Collected data entries:
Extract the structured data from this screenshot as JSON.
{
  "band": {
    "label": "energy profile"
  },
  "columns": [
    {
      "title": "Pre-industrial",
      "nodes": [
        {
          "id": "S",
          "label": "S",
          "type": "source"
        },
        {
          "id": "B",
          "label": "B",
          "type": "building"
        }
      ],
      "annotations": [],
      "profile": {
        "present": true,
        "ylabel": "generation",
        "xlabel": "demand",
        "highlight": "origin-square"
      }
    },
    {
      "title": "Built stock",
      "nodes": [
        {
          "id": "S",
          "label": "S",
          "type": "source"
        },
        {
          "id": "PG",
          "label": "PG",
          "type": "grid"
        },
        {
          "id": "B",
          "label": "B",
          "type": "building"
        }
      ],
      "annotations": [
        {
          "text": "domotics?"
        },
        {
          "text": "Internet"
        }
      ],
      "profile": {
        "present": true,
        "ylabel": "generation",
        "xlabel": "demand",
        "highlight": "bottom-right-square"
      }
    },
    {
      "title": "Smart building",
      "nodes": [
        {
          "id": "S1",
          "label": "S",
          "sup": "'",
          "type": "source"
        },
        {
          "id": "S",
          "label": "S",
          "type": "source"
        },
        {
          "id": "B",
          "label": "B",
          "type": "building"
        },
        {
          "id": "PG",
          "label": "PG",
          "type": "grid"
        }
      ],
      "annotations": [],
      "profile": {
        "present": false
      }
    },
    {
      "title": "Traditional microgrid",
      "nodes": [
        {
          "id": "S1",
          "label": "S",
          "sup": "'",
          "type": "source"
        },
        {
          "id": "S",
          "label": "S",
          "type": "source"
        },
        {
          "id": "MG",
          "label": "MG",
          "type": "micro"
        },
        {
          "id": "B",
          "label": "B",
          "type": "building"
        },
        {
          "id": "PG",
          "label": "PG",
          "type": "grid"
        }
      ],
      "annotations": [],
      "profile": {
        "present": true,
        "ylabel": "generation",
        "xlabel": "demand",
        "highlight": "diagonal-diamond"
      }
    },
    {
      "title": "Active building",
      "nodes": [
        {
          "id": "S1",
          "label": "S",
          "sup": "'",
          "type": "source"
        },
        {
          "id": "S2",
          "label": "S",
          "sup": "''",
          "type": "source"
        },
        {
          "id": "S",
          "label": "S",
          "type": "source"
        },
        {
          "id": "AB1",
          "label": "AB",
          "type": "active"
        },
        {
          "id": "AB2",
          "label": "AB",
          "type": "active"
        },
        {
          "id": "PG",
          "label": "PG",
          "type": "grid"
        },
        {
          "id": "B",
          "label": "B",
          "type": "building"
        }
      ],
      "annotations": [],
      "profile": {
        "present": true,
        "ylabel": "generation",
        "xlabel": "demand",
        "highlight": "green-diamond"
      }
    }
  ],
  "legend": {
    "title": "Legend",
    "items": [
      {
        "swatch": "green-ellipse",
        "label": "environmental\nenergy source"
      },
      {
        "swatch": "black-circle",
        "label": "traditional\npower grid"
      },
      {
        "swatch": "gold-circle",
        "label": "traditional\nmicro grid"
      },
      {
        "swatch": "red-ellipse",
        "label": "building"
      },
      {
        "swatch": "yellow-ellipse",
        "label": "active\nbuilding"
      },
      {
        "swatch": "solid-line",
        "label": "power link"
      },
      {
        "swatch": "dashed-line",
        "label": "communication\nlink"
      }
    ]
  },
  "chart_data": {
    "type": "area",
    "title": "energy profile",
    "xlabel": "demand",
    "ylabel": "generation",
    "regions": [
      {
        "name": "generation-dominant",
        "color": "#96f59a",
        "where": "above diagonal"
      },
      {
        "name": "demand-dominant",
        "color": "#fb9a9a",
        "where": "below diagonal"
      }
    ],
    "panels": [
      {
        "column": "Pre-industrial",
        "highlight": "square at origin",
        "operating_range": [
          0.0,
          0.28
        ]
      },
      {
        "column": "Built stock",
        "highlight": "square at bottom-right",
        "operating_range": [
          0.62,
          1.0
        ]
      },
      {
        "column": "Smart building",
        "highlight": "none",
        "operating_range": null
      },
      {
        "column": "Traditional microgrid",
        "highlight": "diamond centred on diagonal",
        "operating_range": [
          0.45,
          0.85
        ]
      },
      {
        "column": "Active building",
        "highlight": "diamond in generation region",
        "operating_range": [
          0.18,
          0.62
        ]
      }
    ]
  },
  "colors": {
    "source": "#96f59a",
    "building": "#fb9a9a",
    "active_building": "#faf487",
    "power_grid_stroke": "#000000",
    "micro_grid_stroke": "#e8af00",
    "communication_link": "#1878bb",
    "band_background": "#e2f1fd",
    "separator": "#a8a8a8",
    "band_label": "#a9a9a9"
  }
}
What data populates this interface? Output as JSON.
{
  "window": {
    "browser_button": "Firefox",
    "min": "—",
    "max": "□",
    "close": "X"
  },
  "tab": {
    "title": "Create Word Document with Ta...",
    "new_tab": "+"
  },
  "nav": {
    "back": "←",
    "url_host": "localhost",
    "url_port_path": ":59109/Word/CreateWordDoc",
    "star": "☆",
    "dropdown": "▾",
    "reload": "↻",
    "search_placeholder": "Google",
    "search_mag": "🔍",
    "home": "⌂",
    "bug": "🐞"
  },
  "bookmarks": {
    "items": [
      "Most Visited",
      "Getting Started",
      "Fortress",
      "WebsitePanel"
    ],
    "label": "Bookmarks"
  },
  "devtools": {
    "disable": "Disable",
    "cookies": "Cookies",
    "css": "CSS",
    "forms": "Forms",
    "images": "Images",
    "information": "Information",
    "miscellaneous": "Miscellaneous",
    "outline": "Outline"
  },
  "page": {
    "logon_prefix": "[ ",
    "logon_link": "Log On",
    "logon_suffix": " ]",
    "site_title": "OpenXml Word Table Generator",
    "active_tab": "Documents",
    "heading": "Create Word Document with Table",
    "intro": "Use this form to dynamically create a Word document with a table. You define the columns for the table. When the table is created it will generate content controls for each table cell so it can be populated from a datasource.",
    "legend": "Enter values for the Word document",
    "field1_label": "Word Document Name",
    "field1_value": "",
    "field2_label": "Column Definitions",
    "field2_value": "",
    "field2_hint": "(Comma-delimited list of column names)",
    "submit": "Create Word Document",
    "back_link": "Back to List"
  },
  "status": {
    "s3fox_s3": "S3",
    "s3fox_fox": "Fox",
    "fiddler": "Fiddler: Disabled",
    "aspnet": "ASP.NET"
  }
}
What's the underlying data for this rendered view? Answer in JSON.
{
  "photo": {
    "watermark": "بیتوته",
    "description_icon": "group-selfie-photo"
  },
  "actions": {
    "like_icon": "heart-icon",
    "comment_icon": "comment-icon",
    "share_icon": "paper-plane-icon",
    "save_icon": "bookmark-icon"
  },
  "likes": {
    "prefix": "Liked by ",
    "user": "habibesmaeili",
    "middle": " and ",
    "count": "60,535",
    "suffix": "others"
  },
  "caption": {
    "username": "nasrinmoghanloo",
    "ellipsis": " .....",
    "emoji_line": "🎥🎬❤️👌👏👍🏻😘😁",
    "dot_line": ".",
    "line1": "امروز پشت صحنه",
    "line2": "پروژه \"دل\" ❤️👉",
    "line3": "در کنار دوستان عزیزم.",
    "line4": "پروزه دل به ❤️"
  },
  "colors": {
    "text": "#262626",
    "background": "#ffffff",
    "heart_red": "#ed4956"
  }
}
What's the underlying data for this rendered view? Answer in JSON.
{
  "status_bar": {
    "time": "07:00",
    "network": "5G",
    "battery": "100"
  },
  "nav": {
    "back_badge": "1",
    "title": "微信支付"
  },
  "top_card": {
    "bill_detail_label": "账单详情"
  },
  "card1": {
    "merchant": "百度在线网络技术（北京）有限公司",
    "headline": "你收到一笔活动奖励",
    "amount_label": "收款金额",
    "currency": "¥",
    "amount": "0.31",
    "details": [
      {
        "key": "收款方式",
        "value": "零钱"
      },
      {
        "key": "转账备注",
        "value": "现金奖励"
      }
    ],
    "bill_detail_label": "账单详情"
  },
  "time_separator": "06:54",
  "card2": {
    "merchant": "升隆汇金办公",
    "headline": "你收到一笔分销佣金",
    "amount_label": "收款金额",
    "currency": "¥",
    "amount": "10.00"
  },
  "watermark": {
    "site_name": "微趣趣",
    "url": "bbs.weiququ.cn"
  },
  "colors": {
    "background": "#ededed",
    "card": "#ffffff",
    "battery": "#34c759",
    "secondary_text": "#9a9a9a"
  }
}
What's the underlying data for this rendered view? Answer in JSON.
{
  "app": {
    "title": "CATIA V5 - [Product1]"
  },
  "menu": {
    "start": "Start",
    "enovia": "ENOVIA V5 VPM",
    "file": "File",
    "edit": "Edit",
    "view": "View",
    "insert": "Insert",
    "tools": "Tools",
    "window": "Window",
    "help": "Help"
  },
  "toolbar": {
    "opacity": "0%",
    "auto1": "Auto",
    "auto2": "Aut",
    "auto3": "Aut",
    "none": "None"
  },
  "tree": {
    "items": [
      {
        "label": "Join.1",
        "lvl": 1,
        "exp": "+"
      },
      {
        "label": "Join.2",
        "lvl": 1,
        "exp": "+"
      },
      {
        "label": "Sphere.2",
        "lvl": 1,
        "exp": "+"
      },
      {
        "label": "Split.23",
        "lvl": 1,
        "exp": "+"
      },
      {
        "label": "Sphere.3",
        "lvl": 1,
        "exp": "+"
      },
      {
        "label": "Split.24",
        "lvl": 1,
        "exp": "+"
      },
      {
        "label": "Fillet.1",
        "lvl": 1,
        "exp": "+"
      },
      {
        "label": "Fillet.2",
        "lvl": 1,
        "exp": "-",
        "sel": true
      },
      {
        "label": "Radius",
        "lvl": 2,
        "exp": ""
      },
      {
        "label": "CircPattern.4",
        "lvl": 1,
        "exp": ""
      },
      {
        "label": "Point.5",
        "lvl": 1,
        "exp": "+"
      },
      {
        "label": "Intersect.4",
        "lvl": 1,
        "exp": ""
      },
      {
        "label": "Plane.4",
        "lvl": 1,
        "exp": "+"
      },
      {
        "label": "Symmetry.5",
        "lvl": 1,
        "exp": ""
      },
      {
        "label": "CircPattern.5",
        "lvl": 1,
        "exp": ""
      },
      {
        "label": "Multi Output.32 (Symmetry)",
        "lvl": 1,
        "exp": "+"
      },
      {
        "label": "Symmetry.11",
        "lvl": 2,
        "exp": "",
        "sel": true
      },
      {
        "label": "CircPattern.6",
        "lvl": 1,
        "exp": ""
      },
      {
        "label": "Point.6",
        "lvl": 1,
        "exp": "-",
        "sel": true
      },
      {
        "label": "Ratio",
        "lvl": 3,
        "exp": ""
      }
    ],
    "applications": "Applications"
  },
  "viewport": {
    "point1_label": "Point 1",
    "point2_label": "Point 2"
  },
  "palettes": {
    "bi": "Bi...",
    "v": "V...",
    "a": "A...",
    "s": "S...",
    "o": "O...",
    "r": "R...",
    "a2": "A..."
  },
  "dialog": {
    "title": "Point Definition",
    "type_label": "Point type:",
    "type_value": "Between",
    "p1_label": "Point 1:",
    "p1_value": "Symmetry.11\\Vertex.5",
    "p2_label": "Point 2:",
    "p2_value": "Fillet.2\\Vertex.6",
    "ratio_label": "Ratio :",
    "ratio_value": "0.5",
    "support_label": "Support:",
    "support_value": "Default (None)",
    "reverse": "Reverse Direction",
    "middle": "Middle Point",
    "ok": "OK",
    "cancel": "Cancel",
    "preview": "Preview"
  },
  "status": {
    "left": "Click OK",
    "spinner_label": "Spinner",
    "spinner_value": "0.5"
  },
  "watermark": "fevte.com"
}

**WHAT YOU WILL DO:** Single out each line of the records above with the string "diamond" in it, and copy it.

**CORRECT OUTPUT:**
        "highlight": "diagonal-diamond"
        "highlight": "green-diamond"
        "highlight": "diamond centred on diagonal",
        "highlight": "diamond in generation region",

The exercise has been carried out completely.